Only lines with the string "bottom" matter here; gather them from the material below.

_RECORDS FOR PROCESSING:_

'''

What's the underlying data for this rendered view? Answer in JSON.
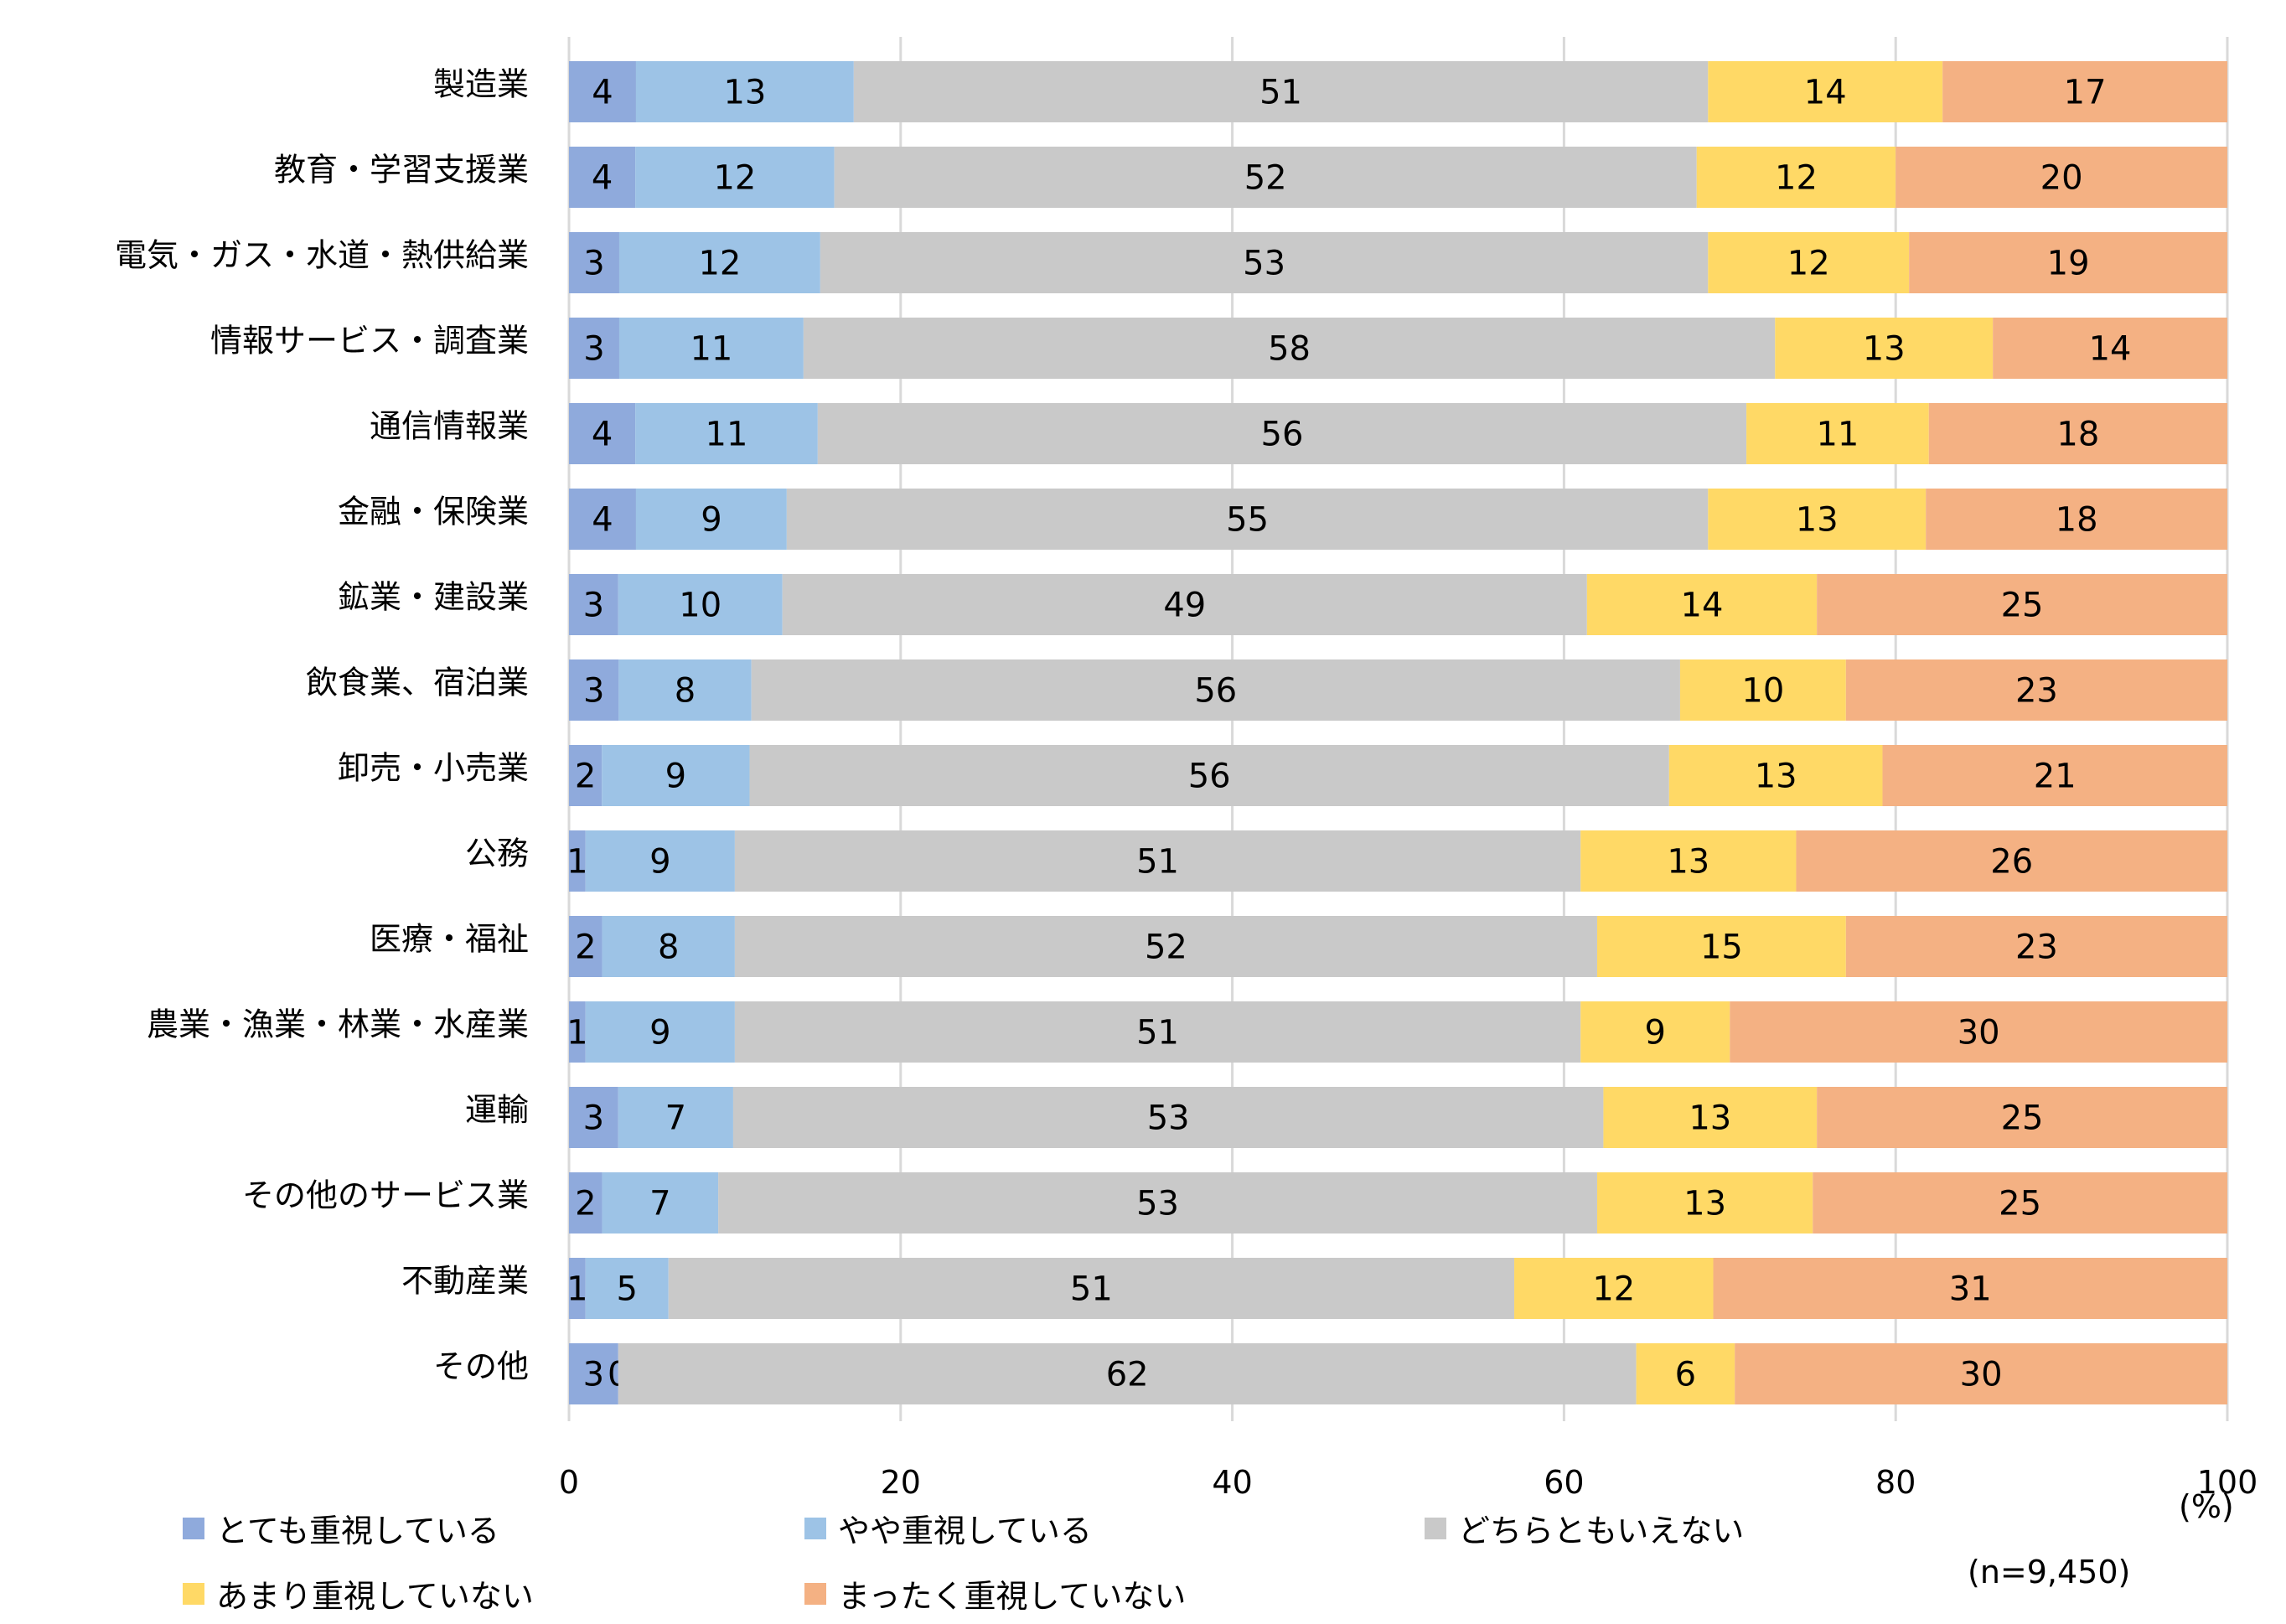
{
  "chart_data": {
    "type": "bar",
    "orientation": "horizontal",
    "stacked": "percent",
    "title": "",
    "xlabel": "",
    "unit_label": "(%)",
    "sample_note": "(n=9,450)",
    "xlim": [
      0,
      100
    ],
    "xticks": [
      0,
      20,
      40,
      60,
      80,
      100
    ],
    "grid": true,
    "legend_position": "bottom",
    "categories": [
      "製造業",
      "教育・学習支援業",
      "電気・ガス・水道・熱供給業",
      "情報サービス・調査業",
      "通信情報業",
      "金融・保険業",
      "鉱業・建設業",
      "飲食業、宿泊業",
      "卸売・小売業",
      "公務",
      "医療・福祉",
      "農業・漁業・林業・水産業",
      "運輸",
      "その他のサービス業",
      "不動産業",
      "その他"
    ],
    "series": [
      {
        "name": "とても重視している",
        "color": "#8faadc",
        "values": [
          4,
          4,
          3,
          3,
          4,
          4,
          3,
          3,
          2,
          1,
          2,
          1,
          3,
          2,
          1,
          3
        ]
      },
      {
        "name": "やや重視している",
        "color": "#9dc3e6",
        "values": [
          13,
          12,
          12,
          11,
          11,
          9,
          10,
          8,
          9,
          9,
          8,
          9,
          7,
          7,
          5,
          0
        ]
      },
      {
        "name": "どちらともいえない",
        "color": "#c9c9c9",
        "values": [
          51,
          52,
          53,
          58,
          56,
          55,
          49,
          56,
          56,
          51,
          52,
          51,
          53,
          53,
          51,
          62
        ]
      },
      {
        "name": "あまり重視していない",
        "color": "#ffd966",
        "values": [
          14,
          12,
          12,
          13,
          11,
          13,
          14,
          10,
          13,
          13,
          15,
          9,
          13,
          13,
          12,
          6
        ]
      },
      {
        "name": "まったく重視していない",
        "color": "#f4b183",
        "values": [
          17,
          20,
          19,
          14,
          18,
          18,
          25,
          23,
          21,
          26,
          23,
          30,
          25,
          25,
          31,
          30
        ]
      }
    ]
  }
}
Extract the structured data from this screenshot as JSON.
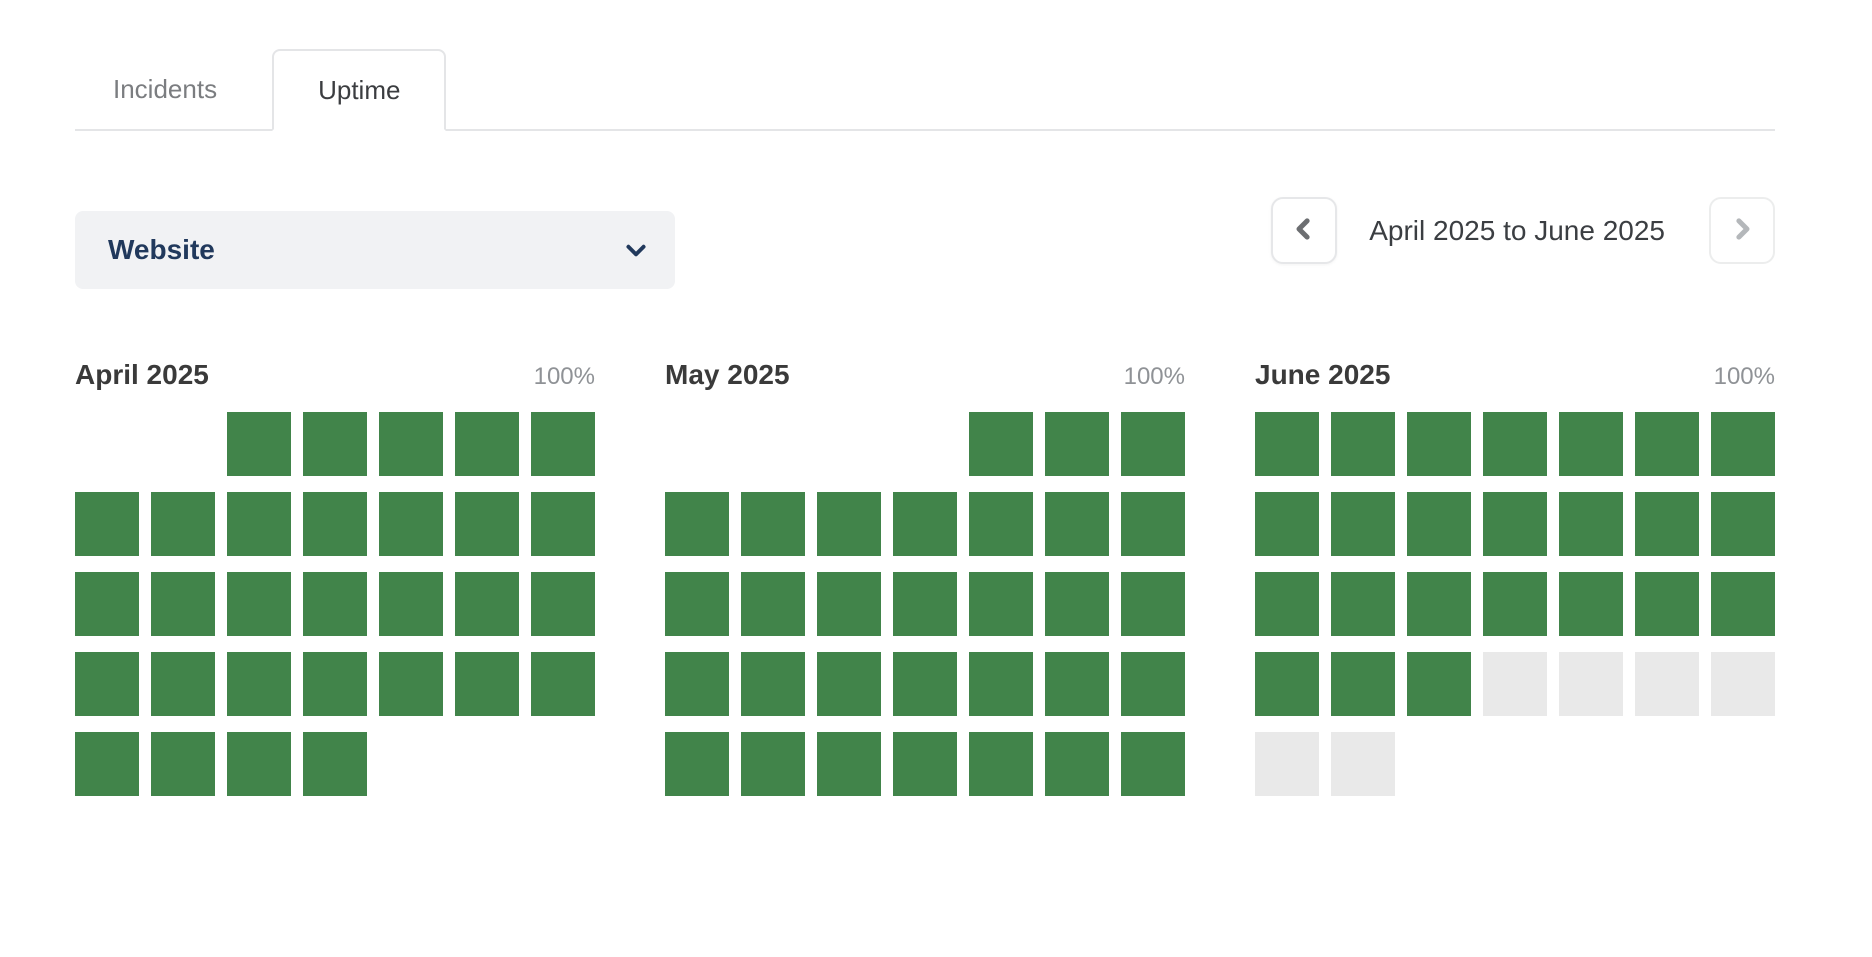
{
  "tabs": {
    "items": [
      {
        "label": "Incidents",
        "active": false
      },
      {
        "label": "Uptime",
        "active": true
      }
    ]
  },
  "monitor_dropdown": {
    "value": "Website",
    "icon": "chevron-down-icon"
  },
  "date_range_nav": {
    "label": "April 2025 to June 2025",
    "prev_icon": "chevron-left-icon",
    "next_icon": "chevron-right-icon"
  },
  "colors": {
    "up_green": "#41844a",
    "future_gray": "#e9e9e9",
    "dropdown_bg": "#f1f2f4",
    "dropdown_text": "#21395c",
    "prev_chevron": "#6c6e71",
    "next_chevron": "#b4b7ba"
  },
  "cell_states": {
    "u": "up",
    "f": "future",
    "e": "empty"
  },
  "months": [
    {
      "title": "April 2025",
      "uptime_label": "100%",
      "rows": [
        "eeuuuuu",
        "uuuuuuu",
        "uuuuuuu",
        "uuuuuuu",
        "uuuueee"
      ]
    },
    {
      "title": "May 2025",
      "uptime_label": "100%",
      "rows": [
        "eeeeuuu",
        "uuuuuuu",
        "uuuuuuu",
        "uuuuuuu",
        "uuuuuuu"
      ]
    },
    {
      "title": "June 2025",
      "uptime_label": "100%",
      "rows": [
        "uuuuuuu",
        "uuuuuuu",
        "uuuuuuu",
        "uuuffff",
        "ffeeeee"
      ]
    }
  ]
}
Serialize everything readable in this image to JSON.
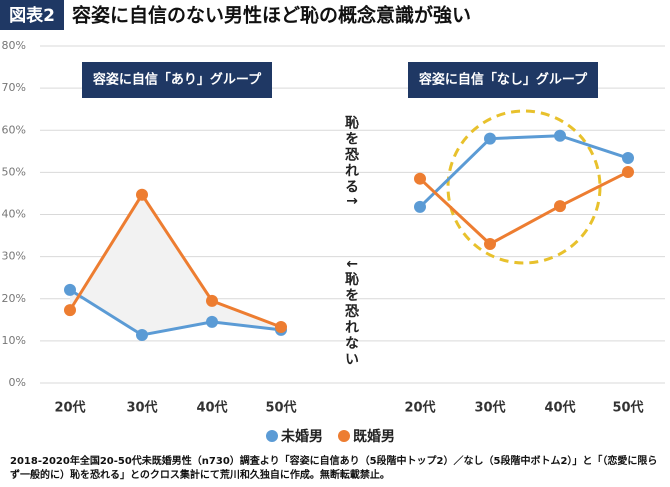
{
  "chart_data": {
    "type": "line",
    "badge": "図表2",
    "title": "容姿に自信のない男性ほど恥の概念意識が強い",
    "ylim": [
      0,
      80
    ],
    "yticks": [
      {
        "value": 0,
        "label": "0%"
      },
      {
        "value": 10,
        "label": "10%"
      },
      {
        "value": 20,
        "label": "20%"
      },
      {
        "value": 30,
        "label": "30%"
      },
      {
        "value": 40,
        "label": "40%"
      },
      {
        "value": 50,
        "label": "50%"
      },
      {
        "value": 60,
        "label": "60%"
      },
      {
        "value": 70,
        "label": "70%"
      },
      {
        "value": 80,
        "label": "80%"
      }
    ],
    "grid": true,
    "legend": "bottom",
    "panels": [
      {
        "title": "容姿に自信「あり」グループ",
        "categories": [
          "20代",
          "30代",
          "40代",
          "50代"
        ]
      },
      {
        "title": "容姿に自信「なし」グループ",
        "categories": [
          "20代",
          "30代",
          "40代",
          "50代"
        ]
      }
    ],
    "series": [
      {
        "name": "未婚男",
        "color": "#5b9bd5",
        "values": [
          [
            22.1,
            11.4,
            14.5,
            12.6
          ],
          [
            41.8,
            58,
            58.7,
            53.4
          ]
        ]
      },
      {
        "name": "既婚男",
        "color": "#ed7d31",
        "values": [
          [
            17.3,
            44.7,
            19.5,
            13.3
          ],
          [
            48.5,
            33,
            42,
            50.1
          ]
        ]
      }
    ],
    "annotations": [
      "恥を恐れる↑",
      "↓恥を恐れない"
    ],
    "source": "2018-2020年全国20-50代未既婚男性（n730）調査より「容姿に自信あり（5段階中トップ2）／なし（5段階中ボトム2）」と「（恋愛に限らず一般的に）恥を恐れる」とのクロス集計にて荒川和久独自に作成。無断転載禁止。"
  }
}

'''

_EXERCISE SOLUTION:_
    "legend_position": "bottom",
    "legend": "bottom",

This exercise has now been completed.